# Requirement
Return all lines below containing the word "become".

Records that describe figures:

☆ ☆ ☆ ☆ ☆

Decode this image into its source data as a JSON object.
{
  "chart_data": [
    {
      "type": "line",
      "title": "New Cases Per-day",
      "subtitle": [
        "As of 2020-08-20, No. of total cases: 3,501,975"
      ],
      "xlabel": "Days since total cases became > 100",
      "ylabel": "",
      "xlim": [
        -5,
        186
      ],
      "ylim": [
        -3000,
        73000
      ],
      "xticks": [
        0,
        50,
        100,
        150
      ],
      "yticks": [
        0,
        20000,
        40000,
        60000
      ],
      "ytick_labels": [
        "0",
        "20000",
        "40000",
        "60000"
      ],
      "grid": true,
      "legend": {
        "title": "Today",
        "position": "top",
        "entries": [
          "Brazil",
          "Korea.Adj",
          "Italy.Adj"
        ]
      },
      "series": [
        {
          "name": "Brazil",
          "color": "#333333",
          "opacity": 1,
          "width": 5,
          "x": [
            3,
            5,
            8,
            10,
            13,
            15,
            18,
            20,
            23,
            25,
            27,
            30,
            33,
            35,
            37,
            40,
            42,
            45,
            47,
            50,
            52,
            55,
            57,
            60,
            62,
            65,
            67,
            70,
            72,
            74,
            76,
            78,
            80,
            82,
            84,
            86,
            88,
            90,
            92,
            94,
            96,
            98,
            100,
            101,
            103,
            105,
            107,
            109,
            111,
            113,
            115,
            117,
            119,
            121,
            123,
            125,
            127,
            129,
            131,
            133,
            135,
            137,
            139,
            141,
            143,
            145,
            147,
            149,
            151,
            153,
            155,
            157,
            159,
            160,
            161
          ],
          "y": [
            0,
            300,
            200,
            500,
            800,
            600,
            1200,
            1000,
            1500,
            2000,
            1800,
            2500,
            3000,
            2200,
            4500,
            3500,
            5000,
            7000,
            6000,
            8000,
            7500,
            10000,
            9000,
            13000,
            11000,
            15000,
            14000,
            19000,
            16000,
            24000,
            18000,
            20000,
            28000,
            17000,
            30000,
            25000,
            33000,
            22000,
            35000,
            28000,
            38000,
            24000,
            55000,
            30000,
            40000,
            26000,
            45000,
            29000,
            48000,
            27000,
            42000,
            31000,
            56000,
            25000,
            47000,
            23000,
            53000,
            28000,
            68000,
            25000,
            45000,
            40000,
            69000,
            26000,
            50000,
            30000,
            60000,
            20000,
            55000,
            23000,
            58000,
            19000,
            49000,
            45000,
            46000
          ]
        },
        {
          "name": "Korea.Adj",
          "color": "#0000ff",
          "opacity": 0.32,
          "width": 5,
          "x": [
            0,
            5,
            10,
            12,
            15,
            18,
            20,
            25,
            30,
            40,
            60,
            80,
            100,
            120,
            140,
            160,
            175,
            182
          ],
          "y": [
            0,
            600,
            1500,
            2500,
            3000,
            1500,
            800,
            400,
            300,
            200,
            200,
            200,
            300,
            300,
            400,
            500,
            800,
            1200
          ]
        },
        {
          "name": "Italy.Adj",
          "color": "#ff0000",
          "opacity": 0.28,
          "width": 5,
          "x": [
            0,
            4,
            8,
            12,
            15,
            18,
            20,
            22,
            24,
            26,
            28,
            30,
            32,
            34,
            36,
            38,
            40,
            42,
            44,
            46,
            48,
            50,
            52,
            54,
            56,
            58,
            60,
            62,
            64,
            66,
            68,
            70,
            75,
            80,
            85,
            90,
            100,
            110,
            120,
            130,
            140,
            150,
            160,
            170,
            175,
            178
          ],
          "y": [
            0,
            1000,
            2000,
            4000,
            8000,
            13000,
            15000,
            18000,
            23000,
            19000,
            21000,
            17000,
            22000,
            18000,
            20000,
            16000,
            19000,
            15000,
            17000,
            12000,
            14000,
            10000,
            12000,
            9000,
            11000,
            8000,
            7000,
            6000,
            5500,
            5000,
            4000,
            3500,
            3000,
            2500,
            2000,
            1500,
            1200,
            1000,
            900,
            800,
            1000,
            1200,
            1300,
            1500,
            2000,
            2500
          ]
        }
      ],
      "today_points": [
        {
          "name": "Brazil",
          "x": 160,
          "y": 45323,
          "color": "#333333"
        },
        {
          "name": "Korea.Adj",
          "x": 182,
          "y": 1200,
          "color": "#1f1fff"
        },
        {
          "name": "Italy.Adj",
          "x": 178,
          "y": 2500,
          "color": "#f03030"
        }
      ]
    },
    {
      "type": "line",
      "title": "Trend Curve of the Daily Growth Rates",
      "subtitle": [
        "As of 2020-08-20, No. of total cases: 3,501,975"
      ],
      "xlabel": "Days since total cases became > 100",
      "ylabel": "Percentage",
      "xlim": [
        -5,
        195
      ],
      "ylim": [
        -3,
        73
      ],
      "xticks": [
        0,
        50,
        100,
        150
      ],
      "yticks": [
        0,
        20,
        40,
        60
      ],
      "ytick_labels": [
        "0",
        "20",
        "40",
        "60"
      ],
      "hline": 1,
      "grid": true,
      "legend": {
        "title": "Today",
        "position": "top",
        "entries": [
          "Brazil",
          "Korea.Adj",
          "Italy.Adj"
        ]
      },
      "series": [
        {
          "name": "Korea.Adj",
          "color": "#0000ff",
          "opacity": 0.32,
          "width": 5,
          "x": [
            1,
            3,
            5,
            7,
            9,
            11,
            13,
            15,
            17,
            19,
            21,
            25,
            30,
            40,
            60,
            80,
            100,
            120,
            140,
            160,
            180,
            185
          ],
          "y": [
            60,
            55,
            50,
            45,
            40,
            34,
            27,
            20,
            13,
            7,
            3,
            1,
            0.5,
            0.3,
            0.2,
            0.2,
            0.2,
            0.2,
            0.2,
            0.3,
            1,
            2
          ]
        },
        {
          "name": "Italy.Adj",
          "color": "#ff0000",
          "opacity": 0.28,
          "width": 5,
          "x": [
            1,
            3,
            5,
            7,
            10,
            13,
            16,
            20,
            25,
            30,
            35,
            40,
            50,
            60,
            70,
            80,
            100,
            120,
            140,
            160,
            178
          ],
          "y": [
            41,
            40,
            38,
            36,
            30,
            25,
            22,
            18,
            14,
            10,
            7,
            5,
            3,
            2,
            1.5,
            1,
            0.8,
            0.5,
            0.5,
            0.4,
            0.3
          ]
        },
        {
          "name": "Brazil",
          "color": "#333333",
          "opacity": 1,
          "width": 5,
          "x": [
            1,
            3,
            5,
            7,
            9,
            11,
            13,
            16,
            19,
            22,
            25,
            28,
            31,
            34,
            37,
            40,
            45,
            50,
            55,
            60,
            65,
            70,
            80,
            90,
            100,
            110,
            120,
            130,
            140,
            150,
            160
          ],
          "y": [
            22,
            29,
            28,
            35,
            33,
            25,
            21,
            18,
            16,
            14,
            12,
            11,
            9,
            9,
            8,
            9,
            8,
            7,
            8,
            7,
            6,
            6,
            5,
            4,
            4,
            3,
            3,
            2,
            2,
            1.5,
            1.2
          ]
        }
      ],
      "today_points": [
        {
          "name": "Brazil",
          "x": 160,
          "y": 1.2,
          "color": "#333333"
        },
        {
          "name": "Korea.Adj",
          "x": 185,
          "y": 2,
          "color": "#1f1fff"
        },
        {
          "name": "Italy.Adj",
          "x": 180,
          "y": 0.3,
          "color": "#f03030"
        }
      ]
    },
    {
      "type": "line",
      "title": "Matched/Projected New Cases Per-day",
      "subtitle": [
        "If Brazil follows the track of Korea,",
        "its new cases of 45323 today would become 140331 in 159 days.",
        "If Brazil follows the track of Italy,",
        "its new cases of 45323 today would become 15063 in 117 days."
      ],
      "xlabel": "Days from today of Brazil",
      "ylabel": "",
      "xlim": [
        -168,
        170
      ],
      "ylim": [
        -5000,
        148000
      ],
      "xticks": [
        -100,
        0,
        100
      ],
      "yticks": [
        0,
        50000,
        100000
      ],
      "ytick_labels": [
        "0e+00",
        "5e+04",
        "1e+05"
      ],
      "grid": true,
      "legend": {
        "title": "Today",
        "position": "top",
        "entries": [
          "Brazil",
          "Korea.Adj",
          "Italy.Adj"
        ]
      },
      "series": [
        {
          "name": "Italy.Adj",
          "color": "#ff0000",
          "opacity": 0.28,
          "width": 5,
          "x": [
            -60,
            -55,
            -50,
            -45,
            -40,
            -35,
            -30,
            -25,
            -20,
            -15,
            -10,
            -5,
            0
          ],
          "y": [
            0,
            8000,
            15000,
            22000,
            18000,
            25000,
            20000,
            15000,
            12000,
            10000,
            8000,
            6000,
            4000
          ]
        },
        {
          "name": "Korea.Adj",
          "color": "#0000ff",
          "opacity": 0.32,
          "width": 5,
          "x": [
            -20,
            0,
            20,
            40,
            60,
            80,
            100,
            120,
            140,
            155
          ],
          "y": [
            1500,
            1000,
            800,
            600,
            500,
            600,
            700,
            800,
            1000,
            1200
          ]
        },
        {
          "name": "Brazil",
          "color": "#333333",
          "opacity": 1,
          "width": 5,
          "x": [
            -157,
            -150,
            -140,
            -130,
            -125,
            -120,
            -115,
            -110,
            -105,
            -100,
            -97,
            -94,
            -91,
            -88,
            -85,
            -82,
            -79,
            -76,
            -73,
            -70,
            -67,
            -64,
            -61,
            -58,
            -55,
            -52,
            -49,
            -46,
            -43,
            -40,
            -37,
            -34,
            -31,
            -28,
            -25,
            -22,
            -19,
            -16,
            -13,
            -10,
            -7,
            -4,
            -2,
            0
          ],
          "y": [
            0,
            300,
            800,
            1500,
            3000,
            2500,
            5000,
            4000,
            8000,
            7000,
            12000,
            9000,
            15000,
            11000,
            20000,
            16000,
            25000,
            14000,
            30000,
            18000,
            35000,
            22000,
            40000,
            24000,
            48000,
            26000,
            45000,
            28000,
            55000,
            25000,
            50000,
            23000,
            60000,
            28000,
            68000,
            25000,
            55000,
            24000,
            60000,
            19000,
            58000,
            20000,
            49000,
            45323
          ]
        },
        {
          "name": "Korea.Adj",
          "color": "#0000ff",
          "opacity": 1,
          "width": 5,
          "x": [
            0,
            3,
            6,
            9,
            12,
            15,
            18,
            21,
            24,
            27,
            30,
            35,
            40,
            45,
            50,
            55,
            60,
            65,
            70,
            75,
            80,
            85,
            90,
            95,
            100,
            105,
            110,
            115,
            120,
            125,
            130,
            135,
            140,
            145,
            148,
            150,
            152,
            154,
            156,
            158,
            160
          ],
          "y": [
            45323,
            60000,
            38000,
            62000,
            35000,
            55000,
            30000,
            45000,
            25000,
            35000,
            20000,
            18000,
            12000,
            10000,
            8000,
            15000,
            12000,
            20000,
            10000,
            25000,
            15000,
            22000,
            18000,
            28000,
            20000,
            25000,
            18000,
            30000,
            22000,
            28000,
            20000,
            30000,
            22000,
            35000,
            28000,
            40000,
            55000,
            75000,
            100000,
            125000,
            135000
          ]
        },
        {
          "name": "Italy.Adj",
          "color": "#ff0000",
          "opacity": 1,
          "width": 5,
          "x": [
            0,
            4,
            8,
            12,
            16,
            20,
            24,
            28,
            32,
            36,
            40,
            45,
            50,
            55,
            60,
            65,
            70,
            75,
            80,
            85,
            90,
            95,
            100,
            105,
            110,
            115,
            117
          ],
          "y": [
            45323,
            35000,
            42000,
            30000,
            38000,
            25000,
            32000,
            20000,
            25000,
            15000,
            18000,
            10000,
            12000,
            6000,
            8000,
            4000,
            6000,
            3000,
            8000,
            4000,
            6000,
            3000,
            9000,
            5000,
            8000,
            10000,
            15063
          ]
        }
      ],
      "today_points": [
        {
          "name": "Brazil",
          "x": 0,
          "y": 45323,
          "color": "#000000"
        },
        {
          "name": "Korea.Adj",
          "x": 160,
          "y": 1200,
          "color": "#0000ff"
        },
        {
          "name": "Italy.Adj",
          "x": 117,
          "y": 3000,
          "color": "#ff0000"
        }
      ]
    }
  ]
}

☆ ☆ ☆ ☆ ☆

# Task output
        "its new cases of 45323 today would become 140331 in 159 days.",
        "its new cases of 45323 today would become 15063 in 117 days."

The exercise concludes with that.